» SUPPLIED MATERIAL
____________________

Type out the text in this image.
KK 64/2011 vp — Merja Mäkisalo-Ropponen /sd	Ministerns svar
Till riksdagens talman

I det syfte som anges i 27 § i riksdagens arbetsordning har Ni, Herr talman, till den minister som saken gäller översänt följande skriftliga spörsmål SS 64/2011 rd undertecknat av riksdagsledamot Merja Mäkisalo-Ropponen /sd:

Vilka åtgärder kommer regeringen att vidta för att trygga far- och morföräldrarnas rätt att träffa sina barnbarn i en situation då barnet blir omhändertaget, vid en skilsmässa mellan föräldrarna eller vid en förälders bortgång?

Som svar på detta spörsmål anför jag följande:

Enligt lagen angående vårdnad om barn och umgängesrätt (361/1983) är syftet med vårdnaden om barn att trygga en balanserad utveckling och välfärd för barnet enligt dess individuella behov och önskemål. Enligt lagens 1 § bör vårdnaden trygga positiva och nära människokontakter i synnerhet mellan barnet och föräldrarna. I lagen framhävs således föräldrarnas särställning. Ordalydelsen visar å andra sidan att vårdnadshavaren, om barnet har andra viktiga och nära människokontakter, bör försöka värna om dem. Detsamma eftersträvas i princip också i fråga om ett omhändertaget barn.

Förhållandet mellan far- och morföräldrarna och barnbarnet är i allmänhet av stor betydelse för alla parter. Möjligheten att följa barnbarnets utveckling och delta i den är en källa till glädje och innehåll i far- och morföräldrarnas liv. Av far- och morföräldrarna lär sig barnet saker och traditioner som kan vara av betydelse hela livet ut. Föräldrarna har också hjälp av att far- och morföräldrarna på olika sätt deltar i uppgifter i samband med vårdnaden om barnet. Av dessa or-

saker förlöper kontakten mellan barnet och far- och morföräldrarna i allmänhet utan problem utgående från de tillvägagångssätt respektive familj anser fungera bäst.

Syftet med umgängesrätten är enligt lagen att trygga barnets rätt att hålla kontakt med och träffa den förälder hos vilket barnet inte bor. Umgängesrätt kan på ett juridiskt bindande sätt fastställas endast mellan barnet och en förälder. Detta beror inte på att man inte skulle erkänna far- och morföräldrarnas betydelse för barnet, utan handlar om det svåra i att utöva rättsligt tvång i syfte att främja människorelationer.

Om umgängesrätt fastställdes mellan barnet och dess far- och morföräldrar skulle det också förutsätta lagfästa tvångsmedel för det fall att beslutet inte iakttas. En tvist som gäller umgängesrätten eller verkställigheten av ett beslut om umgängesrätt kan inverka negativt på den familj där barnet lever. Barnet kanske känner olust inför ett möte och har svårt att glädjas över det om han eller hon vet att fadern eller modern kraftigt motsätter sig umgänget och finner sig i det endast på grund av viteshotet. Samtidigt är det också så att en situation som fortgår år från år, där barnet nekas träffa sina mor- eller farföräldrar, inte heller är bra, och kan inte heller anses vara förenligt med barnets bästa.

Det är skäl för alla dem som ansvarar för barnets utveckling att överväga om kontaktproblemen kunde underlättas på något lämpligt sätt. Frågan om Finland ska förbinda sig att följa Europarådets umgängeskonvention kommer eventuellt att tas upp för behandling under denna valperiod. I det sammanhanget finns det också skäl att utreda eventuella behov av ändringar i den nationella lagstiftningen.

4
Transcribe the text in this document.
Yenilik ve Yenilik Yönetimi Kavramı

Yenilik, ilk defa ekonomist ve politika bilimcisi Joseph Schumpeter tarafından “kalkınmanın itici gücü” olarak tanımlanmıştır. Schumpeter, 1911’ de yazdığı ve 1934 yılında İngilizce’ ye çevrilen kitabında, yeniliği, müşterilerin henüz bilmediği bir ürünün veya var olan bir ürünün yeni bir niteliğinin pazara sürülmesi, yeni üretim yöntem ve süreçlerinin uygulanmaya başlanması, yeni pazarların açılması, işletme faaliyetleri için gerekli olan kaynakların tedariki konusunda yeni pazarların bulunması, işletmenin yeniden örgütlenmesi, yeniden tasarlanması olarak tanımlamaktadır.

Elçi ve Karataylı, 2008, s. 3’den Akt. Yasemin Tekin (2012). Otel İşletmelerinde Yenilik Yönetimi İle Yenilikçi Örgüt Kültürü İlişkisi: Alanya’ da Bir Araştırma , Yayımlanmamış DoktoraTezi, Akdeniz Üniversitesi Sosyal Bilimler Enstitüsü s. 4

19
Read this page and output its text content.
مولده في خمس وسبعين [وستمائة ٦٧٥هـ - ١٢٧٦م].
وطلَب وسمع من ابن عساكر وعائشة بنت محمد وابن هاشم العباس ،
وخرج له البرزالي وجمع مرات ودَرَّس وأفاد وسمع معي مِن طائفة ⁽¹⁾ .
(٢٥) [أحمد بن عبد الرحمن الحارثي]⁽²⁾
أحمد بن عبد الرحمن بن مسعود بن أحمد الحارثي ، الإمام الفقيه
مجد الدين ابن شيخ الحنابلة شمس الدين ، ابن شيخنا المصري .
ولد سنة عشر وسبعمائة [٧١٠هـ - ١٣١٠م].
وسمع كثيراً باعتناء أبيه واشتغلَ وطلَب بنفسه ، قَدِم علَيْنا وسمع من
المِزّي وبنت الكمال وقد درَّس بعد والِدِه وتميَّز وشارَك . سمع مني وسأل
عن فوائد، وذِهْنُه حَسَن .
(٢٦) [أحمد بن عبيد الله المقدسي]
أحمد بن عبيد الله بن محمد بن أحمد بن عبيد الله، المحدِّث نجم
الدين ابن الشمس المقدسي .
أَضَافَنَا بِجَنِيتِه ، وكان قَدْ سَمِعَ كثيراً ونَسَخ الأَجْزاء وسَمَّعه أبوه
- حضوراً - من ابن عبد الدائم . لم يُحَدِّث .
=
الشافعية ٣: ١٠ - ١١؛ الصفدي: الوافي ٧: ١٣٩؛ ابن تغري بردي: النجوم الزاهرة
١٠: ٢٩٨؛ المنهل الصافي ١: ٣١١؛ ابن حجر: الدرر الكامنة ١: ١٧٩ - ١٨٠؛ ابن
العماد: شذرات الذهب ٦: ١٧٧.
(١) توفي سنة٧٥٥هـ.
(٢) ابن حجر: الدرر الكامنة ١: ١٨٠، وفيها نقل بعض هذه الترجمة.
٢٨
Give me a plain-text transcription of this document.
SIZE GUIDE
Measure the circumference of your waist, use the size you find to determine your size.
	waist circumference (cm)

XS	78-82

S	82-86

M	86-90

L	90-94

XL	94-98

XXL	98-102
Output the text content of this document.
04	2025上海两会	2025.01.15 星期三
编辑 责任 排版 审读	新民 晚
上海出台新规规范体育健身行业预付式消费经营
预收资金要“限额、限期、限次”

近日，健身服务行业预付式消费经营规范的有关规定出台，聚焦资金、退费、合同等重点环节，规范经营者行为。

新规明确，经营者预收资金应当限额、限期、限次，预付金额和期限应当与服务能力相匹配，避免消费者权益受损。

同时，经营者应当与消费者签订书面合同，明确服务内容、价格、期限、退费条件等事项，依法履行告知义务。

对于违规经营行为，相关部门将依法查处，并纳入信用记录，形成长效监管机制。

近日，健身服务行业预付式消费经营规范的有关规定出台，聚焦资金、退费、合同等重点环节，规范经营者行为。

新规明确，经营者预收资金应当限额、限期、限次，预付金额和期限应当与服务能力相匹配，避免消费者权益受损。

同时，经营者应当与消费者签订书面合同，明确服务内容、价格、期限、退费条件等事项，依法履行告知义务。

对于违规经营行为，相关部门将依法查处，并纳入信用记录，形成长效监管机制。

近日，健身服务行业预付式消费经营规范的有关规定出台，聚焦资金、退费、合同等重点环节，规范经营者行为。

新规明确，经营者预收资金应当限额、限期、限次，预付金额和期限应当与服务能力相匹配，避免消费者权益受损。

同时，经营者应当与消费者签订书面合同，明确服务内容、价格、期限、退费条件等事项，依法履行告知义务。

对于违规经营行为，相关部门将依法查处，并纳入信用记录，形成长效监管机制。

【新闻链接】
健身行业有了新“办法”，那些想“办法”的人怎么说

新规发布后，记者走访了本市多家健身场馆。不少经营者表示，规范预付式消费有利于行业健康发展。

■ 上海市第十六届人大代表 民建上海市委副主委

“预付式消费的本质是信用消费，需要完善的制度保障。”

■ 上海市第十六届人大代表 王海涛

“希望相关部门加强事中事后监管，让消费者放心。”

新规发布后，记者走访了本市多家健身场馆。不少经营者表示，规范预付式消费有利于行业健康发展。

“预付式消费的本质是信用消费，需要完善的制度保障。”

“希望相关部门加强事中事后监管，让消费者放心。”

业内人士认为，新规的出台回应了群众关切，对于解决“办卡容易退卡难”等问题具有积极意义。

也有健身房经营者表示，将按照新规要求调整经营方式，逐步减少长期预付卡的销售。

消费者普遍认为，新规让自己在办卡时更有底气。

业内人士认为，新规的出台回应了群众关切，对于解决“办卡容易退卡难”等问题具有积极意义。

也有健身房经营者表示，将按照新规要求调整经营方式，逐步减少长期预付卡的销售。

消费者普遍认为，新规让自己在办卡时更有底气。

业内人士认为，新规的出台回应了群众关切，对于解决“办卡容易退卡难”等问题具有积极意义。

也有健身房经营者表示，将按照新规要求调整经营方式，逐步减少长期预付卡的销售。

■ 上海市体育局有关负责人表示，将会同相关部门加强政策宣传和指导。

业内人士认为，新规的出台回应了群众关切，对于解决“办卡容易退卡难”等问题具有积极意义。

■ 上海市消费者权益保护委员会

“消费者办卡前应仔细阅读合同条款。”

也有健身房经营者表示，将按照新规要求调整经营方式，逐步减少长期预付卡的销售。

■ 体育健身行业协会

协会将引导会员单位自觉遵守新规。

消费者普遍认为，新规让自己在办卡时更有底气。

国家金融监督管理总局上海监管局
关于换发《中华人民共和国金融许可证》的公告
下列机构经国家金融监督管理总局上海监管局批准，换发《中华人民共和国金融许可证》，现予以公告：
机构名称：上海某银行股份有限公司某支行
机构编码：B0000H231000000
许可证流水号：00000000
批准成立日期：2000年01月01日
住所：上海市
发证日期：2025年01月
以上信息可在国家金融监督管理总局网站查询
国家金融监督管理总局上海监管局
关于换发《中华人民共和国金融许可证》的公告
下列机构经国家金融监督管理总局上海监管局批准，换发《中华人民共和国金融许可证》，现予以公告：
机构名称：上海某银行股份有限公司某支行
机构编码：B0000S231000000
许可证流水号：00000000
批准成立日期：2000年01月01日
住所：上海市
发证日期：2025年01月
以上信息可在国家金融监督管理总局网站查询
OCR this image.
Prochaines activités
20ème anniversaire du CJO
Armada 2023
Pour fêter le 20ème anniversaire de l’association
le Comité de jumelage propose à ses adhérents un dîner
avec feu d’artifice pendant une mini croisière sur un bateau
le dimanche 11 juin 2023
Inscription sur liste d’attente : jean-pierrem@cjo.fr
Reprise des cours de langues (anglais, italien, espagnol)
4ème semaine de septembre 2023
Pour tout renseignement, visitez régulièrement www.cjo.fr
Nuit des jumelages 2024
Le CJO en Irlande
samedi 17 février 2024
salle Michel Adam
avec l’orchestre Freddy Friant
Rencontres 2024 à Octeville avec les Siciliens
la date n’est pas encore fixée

____________________

» EXERCISE
Pick out each line above that includes "avec" and show it.

» OUTPUT FOR THIS EXERCISE
avec feu d’artifice pendant une mini croisière sur un bateau
avec l’orchestre Freddy Friant
Rencontres 2024 à Octeville avec les Siciliens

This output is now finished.